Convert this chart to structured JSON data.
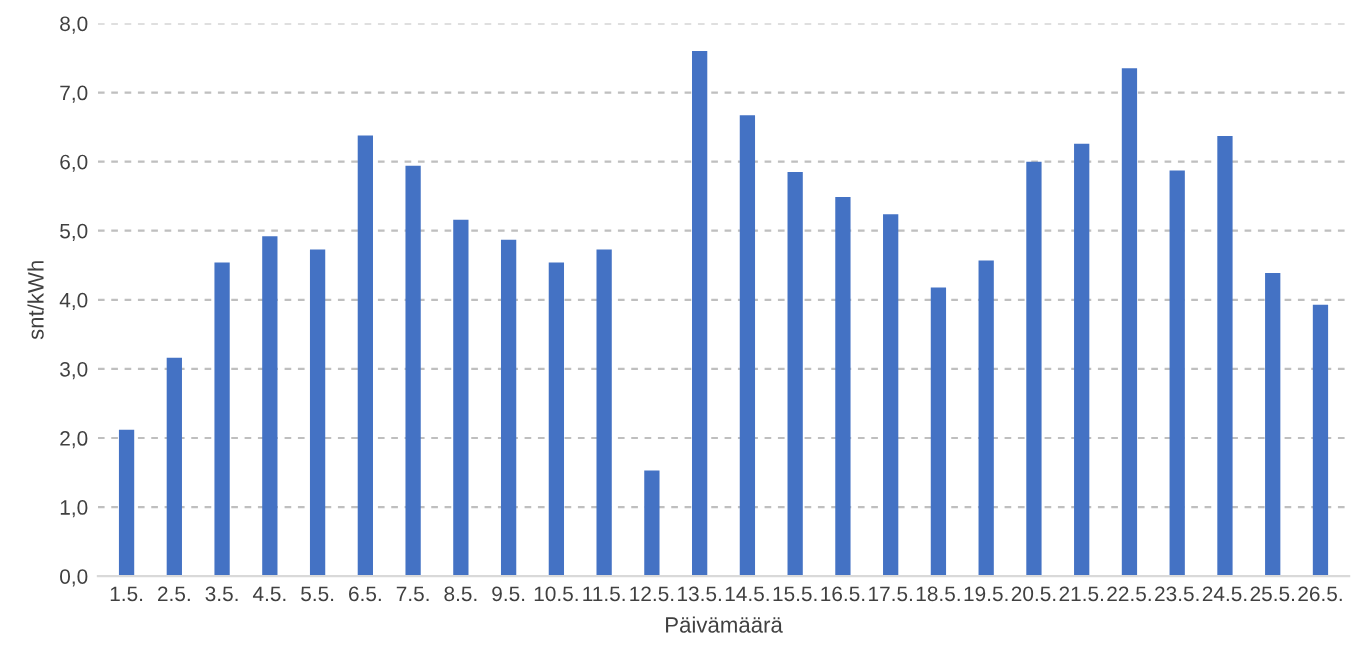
{
  "chart_data": {
    "type": "bar",
    "xlabel": "Päivämäärä",
    "ylabel": "snt/kWh",
    "color": "#4472c4",
    "categories": [
      "1.5.",
      "2.5.",
      "3.5.",
      "4.5.",
      "5.5.",
      "6.5.",
      "7.5.",
      "8.5.",
      "9.5.",
      "10.5.",
      "11.5.",
      "12.5.",
      "13.5.",
      "14.5.",
      "15.5.",
      "16.5.",
      "17.5.",
      "18.5.",
      "19.5.",
      "20.5.",
      "21.5.",
      "22.5.",
      "23.5.",
      "24.5.",
      "25.5.",
      "26.5."
    ],
    "values": [
      2.12,
      3.16,
      4.54,
      4.92,
      4.73,
      6.38,
      5.94,
      5.16,
      4.87,
      4.54,
      4.73,
      1.53,
      7.6,
      6.67,
      5.85,
      5.49,
      5.24,
      4.18,
      4.57,
      6.0,
      6.26,
      7.35,
      5.87,
      6.37,
      4.39,
      3.93
    ],
    "ylim": [
      0,
      8
    ],
    "yticks": [
      {
        "value": 0,
        "label": "0,0"
      },
      {
        "value": 1,
        "label": "1,0"
      },
      {
        "value": 2,
        "label": "2,0"
      },
      {
        "value": 3,
        "label": "3,0"
      },
      {
        "value": 4,
        "label": "4,0"
      },
      {
        "value": 5,
        "label": "5,0"
      },
      {
        "value": 6,
        "label": "6,0"
      },
      {
        "value": 7,
        "label": "7,0"
      },
      {
        "value": 8,
        "label": "8,0"
      }
    ],
    "grid": "y",
    "line_style": "dashed"
  }
}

========

*WORK TO BE COMPLETED:* Output every entry exactly as given; pictures are not part of the copy.

*OUTPUT:*
Convert this chart to structured JSON data.
{
  "chart_data": {
    "type": "bar",
    "xlabel": "Päivämäärä",
    "ylabel": "snt/kWh",
    "color": "#4472c4",
    "categories": [
      "1.5.",
      "2.5.",
      "3.5.",
      "4.5.",
      "5.5.",
      "6.5.",
      "7.5.",
      "8.5.",
      "9.5.",
      "10.5.",
      "11.5.",
      "12.5.",
      "13.5.",
      "14.5.",
      "15.5.",
      "16.5.",
      "17.5.",
      "18.5.",
      "19.5.",
      "20.5.",
      "21.5.",
      "22.5.",
      "23.5.",
      "24.5.",
      "25.5.",
      "26.5."
    ],
    "values": [
      2.12,
      3.16,
      4.54,
      4.92,
      4.73,
      6.38,
      5.94,
      5.16,
      4.87,
      4.54,
      4.73,
      1.53,
      7.6,
      6.67,
      5.85,
      5.49,
      5.24,
      4.18,
      4.57,
      6.0,
      6.26,
      7.35,
      5.87,
      6.37,
      4.39,
      3.93
    ],
    "ylim": [
      0,
      8
    ],
    "yticks": [
      {
        "value": 0,
        "label": "0,0"
      },
      {
        "value": 1,
        "label": "1,0"
      },
      {
        "value": 2,
        "label": "2,0"
      },
      {
        "value": 3,
        "label": "3,0"
      },
      {
        "value": 4,
        "label": "4,0"
      },
      {
        "value": 5,
        "label": "5,0"
      },
      {
        "value": 6,
        "label": "6,0"
      },
      {
        "value": 7,
        "label": "7,0"
      },
      {
        "value": 8,
        "label": "8,0"
      }
    ],
    "grid": "y",
    "line_style": "dashed"
  }
}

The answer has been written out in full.